WORK TO DO.
Your task is to copy every line of this material exactly.

(Extracted records)
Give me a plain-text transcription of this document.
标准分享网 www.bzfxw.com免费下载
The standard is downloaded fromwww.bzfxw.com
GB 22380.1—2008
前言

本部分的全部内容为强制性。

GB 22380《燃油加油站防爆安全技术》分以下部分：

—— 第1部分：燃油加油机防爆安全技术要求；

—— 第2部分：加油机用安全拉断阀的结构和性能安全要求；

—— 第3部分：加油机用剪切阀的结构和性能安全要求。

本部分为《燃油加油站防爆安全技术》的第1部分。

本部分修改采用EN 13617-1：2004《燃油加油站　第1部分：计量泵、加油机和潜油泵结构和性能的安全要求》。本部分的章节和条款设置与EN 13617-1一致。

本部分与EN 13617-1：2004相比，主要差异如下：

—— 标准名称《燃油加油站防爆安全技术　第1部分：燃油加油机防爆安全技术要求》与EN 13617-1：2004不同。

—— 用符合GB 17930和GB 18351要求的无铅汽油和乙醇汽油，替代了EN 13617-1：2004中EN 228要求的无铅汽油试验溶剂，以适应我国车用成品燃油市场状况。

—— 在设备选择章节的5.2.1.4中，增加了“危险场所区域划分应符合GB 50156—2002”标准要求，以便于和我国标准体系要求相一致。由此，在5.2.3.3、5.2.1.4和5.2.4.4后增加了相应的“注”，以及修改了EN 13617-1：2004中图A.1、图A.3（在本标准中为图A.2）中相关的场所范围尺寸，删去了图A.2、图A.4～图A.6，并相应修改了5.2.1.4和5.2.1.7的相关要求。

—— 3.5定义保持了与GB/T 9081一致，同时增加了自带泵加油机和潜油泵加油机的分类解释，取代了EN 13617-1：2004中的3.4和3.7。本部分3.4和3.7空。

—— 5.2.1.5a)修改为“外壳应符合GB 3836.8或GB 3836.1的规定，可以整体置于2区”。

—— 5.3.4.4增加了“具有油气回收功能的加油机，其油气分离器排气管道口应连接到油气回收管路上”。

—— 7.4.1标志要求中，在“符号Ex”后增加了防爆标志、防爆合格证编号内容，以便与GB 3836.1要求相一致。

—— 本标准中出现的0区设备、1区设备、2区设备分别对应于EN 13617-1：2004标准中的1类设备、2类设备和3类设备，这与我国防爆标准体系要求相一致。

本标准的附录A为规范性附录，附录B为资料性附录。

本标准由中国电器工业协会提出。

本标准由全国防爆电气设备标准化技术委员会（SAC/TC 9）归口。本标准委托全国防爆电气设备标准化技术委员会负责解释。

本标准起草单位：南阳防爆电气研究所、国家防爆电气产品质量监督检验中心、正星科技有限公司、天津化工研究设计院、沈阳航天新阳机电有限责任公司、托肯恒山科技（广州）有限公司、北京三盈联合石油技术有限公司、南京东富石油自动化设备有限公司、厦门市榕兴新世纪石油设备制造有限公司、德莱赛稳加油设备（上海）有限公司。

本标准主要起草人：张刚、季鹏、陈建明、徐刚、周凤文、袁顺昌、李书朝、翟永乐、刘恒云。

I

EXERCISE OUTPUT.
Give me a plain-text transcription of this document.
标准分享网 www.bzfxw.com免费下载
The standard is downloaded fromwww.bzfxw.com
GB 22380.1—2008
前言

本部分的全部内容为强制性。

GB 22380《燃油加油站防爆安全技术》分以下部分：

—— 第1部分：燃油加油机防爆安全技术要求；

—— 第2部分：加油机用安全拉断阀的结构和性能安全要求；

—— 第3部分：加油机用剪切阀的结构和性能安全要求。

本部分为《燃油加油站防爆安全技术》的第1部分。

本部分修改采用EN 13617-1：2004《燃油加油站　第1部分：计量泵、加油机和潜油泵结构和性能的安全要求》。本部分的章节和条款设置与EN 13617-1一致。

本部分与EN 13617-1：2004相比，主要差异如下：

—— 标准名称《燃油加油站防爆安全技术　第1部分：燃油加油机防爆安全技术要求》与EN 13617-1：2004不同。

—— 用符合GB 17930和GB 18351要求的无铅汽油和乙醇汽油，替代了EN 13617-1：2004中EN 228要求的无铅汽油试验溶剂，以适应我国车用成品燃油市场状况。

—— 在设备选择章节的5.2.1.4中，增加了“危险场所区域划分应符合GB 50156—2002”标准要求，以便于和我国标准体系要求相一致。由此，在5.2.3.3、5.2.1.4和5.2.4.4后增加了相应的“注”，以及修改了EN 13617-1：2004中图A.1、图A.3（在本标准中为图A.2）中相关的场所范围尺寸，删去了图A.2、图A.4～图A.6，并相应修改了5.2.1.4和5.2.1.7的相关要求。

—— 3.5定义保持了与GB/T 9081一致，同时增加了自带泵加油机和潜油泵加油机的分类解释，取代了EN 13617-1：2004中的3.4和3.7。本部分3.4和3.7空。

—— 5.2.1.5a)修改为“外壳应符合GB 3836.8或GB 3836.1的规定，可以整体置于2区”。

—— 5.3.4.4增加了“具有油气回收功能的加油机，其油气分离器排气管道口应连接到油气回收管路上”。

—— 7.4.1标志要求中，在“符号Ex”后增加了防爆标志、防爆合格证编号内容，以便与GB 3836.1要求相一致。

—— 本标准中出现的0区设备、1区设备、2区设备分别对应于EN 13617-1：2004标准中的1类设备、2类设备和3类设备，这与我国防爆标准体系要求相一致。

本标准的附录A为规范性附录，附录B为资料性附录。

本标准由中国电器工业协会提出。

本标准由全国防爆电气设备标准化技术委员会（SAC/TC 9）归口。本标准委托全国防爆电气设备标准化技术委员会负责解释。

本标准起草单位：南阳防爆电气研究所、国家防爆电气产品质量监督检验中心、正星科技有限公司、天津化工研究设计院、沈阳航天新阳机电有限责任公司、托肯恒山科技（广州）有限公司、北京三盈联合石油技术有限公司、南京东富石油自动化设备有限公司、厦门市榕兴新世纪石油设备制造有限公司、德莱赛稳加油设备（上海）有限公司。

本标准主要起草人：张刚、季鹏、陈建明、徐刚、周凤文、袁顺昌、李书朝、翟永乐、刘恒云。

I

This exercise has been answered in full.